══ Available records ══

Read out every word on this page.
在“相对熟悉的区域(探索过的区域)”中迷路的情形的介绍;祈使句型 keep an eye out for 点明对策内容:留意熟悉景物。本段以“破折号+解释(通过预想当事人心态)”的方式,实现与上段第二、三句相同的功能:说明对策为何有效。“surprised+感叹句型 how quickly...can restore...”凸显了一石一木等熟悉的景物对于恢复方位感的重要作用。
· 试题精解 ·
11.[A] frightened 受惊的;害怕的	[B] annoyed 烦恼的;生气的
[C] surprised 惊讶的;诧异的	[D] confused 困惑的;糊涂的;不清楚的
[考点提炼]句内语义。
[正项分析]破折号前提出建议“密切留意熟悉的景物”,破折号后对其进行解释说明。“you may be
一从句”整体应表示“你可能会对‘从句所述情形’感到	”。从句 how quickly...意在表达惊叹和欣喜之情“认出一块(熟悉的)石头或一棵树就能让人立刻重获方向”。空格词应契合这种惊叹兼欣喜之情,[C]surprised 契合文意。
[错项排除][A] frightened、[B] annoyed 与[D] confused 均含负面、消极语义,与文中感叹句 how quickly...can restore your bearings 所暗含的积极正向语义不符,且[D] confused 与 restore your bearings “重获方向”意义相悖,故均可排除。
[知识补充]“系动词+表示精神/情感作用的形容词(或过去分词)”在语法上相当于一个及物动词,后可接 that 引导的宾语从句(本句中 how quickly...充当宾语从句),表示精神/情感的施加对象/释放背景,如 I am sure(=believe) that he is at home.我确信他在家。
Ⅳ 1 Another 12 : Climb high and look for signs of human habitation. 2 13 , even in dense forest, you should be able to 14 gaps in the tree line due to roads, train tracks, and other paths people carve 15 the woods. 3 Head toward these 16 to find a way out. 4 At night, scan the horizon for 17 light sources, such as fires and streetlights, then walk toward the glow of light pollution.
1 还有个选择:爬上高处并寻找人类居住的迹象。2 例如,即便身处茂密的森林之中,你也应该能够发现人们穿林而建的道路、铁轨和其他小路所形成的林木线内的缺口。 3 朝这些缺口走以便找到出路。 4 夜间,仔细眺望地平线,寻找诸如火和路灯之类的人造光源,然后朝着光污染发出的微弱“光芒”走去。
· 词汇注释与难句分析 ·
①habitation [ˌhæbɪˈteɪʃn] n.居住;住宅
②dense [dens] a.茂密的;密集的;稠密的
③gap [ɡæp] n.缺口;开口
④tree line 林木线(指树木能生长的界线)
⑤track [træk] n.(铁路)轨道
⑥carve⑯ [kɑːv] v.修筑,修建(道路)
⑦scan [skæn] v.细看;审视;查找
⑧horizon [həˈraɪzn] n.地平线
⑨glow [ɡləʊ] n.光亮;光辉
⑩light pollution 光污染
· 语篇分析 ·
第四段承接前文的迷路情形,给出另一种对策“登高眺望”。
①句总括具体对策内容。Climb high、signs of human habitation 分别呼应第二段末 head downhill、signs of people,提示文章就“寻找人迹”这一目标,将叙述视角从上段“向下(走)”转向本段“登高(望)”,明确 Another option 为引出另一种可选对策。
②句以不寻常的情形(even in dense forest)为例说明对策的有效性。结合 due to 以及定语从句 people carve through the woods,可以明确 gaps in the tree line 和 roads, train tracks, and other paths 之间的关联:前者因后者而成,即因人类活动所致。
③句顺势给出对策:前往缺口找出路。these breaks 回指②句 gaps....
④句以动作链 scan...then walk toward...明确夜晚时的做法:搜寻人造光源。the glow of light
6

═══

What is being asked:
Print every line of the records exactly. Omit nothing.

In response:
Read out every word on this page.
在“相对熟悉的区域(探索过的区域)”中迷路的情形的介绍;祈使句型 keep an eye out for 点明对策内容:留意熟悉景物。本段以“破折号+解释(通过预想当事人心态)”的方式,实现与上段第二、三句相同的功能:说明对策为何有效。“surprised+感叹句型 how quickly...can restore...”凸显了一石一木等熟悉的景物对于恢复方位感的重要作用。
· 试题精解 ·
11.[A] frightened 受惊的;害怕的	[B] annoyed 烦恼的;生气的
[C] surprised 惊讶的;诧异的	[D] confused 困惑的;糊涂的;不清楚的
[考点提炼]句内语义。
[正项分析]破折号前提出建议“密切留意熟悉的景物”,破折号后对其进行解释说明。“you may be
一从句”整体应表示“你可能会对‘从句所述情形’感到	”。从句 how quickly...意在表达惊叹和欣喜之情“认出一块(熟悉的)石头或一棵树就能让人立刻重获方向”。空格词应契合这种惊叹兼欣喜之情,[C]surprised 契合文意。
[错项排除][A] frightened、[B] annoyed 与[D] confused 均含负面、消极语义,与文中感叹句 how quickly...can restore your bearings 所暗含的积极正向语义不符,且[D] confused 与 restore your bearings “重获方向”意义相悖,故均可排除。
[知识补充]“系动词+表示精神/情感作用的形容词(或过去分词)”在语法上相当于一个及物动词,后可接 that 引导的宾语从句(本句中 how quickly...充当宾语从句),表示精神/情感的施加对象/释放背景,如 I am sure(=believe) that he is at home.我确信他在家。
Ⅳ 1 Another 12 : Climb high and look for signs of human habitation. 2 13 , even in dense forest, you should be able to 14 gaps in the tree line due to roads, train tracks, and other paths people carve 15 the woods. 3 Head toward these 16 to find a way out. 4 At night, scan the horizon for 17 light sources, such as fires and streetlights, then walk toward the glow of light pollution.
1 还有个选择:爬上高处并寻找人类居住的迹象。2 例如,即便身处茂密的森林之中,你也应该能够发现人们穿林而建的道路、铁轨和其他小路所形成的林木线内的缺口。 3 朝这些缺口走以便找到出路。 4 夜间,仔细眺望地平线,寻找诸如火和路灯之类的人造光源,然后朝着光污染发出的微弱“光芒”走去。
· 词汇注释与难句分析 ·
①habitation [ˌhæbɪˈteɪʃn] n.居住;住宅
②dense [dens] a.茂密的;密集的;稠密的
③gap [ɡæp] n.缺口;开口
④tree line 林木线(指树木能生长的界线)
⑤track [træk] n.(铁路)轨道
⑥carve⑯ [kɑːv] v.修筑,修建(道路)
⑦scan [skæn] v.细看;审视;查找
⑧horizon [həˈraɪzn] n.地平线
⑨glow [ɡləʊ] n.光亮;光辉
⑩light pollution 光污染
· 语篇分析 ·
第四段承接前文的迷路情形,给出另一种对策“登高眺望”。
①句总括具体对策内容。Climb high、signs of human habitation 分别呼应第二段末 head downhill、signs of people,提示文章就“寻找人迹”这一目标,将叙述视角从上段“向下(走)”转向本段“登高(望)”,明确 Another option 为引出另一种可选对策。
②句以不寻常的情形(even in dense forest)为例说明对策的有效性。结合 due to 以及定语从句 people carve through the woods,可以明确 gaps in the tree line 和 roads, train tracks, and other paths 之间的关联:前者因后者而成,即因人类活动所致。
③句顺势给出对策:前往缺口找出路。these breaks 回指②句 gaps....
④句以动作链 scan...then walk toward...明确夜晚时的做法:搜寻人造光源。the glow of light
6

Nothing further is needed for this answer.